(Extracted data entries)
******

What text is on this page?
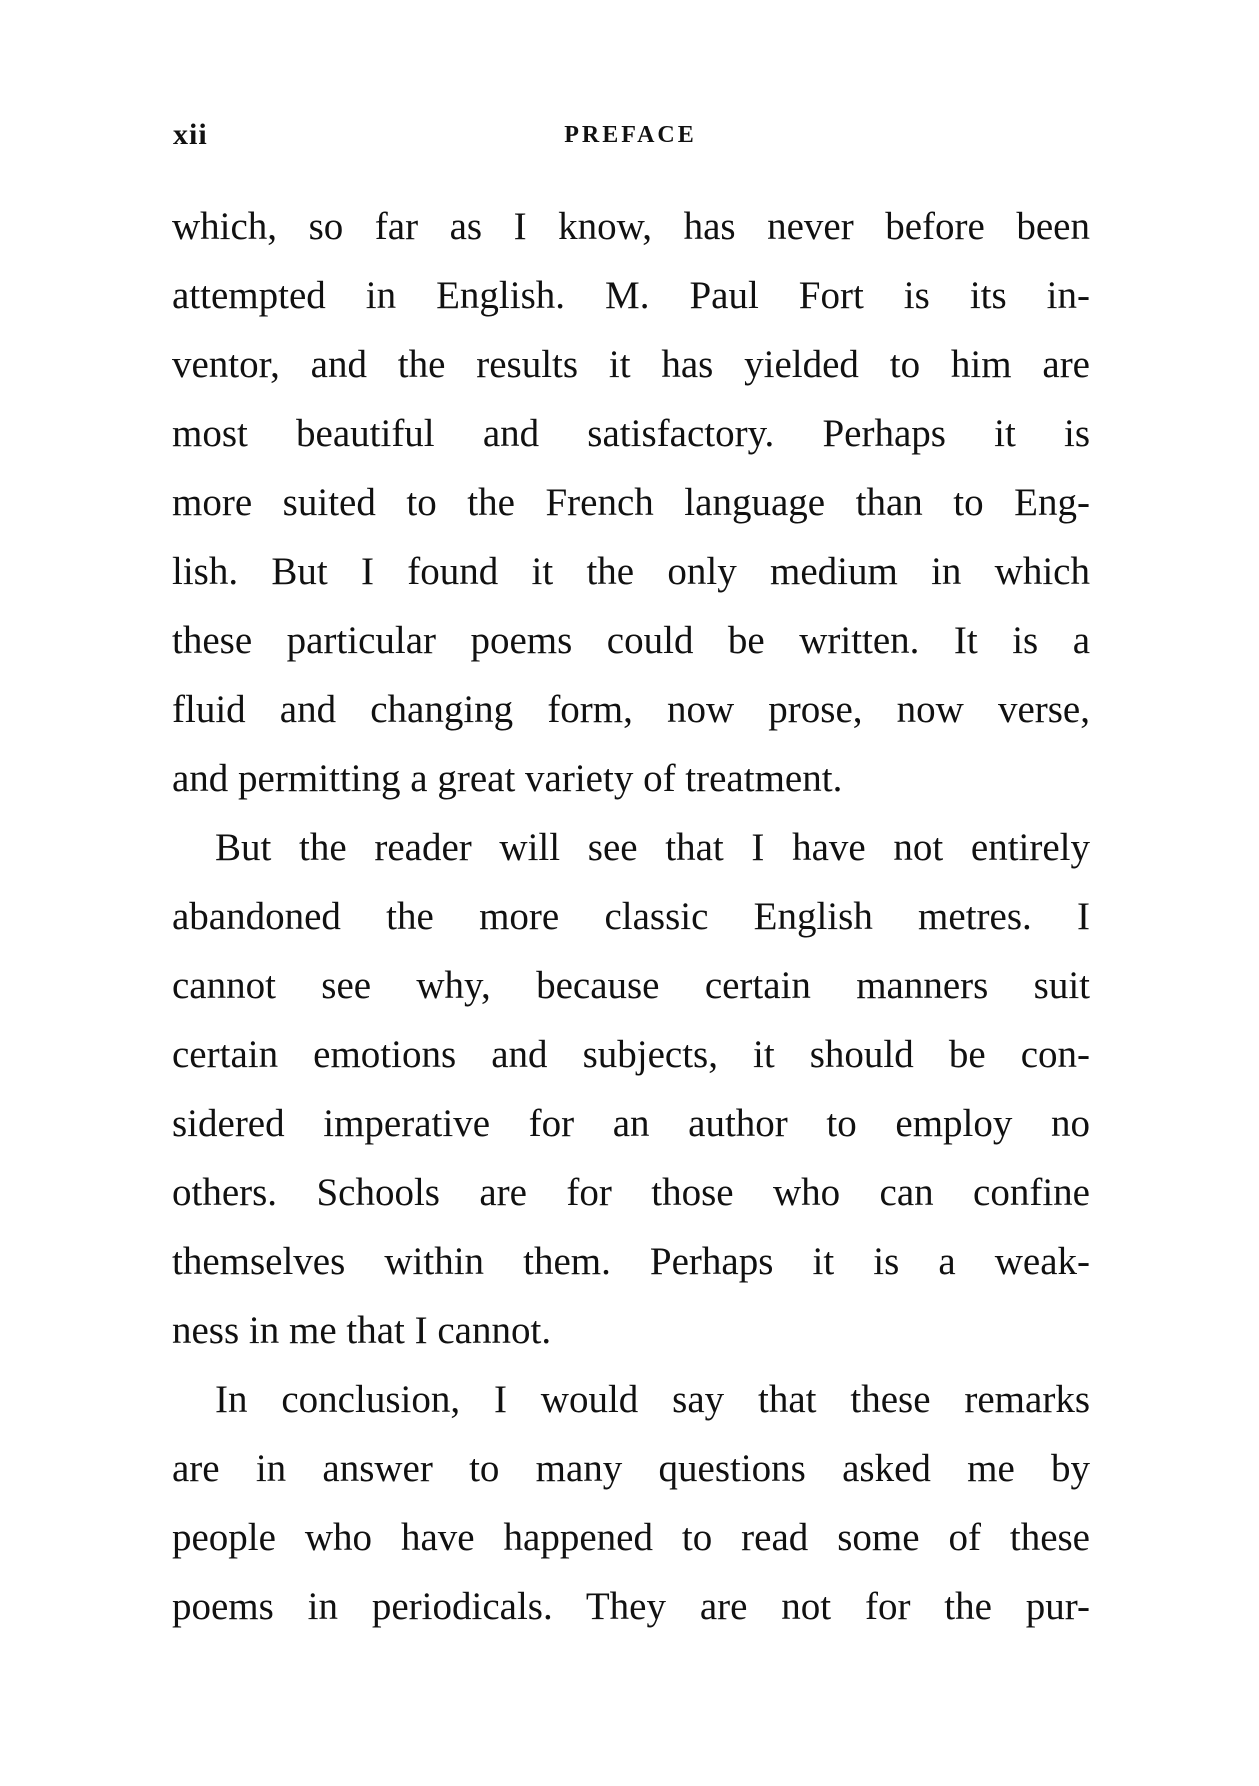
xii	PREFACE
which, so far as I know, has never before been
attempted in English. M. Paul Fort is its in-
ventor, and the results it has yielded to him are
most beautiful and satisfactory. Perhaps it is
more suited to the French language than to Eng-
lish. But I found it the only medium in which
these particular poems could be written. It is a
fluid and changing form, now prose, now verse,
and permitting a great variety of treatment.
But the reader will see that I have not entirely
abandoned the more classic English metres. I
cannot see why, because certain manners suit
certain emotions and subjects, it should be con-
sidered imperative for an author to employ no
others. Schools are for those who can confine
themselves within them. Perhaps it is a weak-
ness in me that I cannot.
In conclusion, I would say that these remarks
are in answer to many questions asked me by
people who have happened to read some of these
poems in periodicals. They are not for the pur-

******

Given problem » Make an exact copy of the records above, with the pictures left out.

Finished task »
What text is on this page?
xii	PREFACE
which, so far as I know, has never before been
attempted in English. M. Paul Fort is its in-
ventor, and the results it has yielded to him are
most beautiful and satisfactory. Perhaps it is
more suited to the French language than to Eng-
lish. But I found it the only medium in which
these particular poems could be written. It is a
fluid and changing form, now prose, now verse,
and permitting a great variety of treatment.
But the reader will see that I have not entirely
abandoned the more classic English metres. I
cannot see why, because certain manners suit
certain emotions and subjects, it should be con-
sidered imperative for an author to employ no
others. Schools are for those who can confine
themselves within them. Perhaps it is a weak-
ness in me that I cannot.
In conclusion, I would say that these remarks
are in answer to many questions asked me by
people who have happened to read some of these
poems in periodicals. They are not for the pur-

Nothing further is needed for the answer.